## SUPPLIED DATA:
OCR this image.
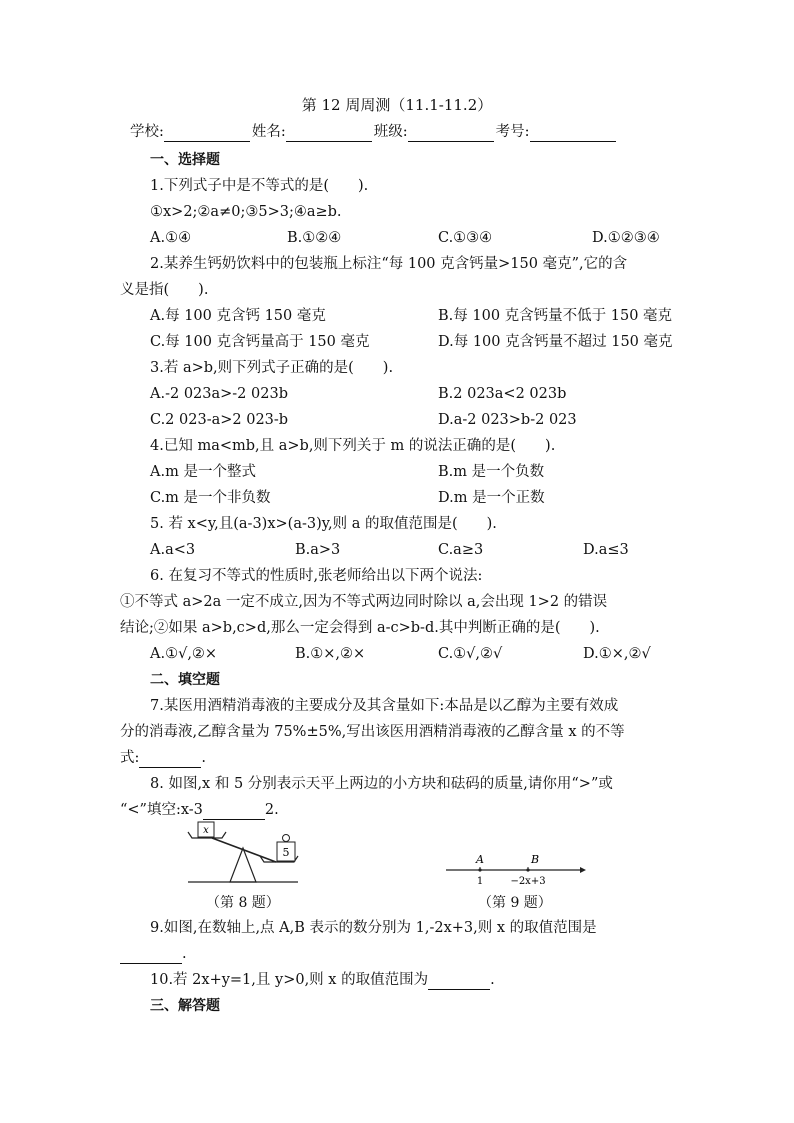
第 12 周周测（11.1-11.2）
学校:	姓名:	班级:	考号:
一、选择题
1.下列式子中是不等式的是(　　).
①x>2;②a≠0;③5>3;④a≥b.
A.①④	B.①②④	C.①③④	D.①②③④
2.某养生钙奶饮料中的包装瓶上标注“每 100 克含钙量>150 毫克”,它的含
义是指(　　).
A.每 100 克含钙 150 毫克	B.每 100 克含钙量不低于 150 毫克
C.每 100 克含钙量高于 150 毫克	D.每 100 克含钙量不超过 150 毫克
3.若 a>b,则下列式子正确的是(　　).
A.-2 023a>-2 023b	B.2 023a<2 023b
C.2 023-a>2 023-b	D.a-2 023>b-2 023
4.已知 ma<mb,且 a>b,则下列关于 m 的说法正确的是(　　).
A.m 是一个整式	B.m 是一个负数
C.m 是一个非负数	D.m 是一个正数
5. 若 x<y,且(a-3)x>(a-3)y,则 a 的取值范围是(　　).
A.a<3	B.a>3	C.a≥3	D.a≤3
6. 在复习不等式的性质时,张老师给出以下两个说法:
①不等式 a>2a 一定不成立,因为不等式两边同时除以 a,会出现 1>2 的错误
结论;②如果 a>b,c>d,那么一定会得到 a-c>b-d.其中判断正确的是(　　).
A.①√,②×	B.①×,②×	C.①√,②√	D.①×,②√
二、填空题
7.某医用酒精消毒液的主要成分及其含量如下:本品是以乙醇为主要有效成
分的消毒液,乙醇含量为 75%±5%,写出该医用酒精消毒液的乙醇含量 x 的不等
式:	.
8. 如图,x 和 5 分别表示天平上两边的小方块和砝码的质量,请你用“>”或
“<”填空:x-3	2.
x
5
（第 8 题）
A	B
1	−2x+3
（第 9 题）
9.如图,在数轴上,点 A,B 表示的数分别为 1,-2x+3,则 x 的取值范围是
.
10.若 2x+y=1,且 y>0,则 x 的取值范围为	.
三、解答题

## WORK INSTRUCTIONS:
Read the entries and select each line where the word "的取值范围是" is found.

## SOLUTION TO THE EXERCISE:
5. 若 x<y,且(a-3)x>(a-3)y,则 a 的取值范围是(　　).
9.如图,在数轴上,点 A,B 表示的数分别为 1,-2x+3,则 x 的取值范围是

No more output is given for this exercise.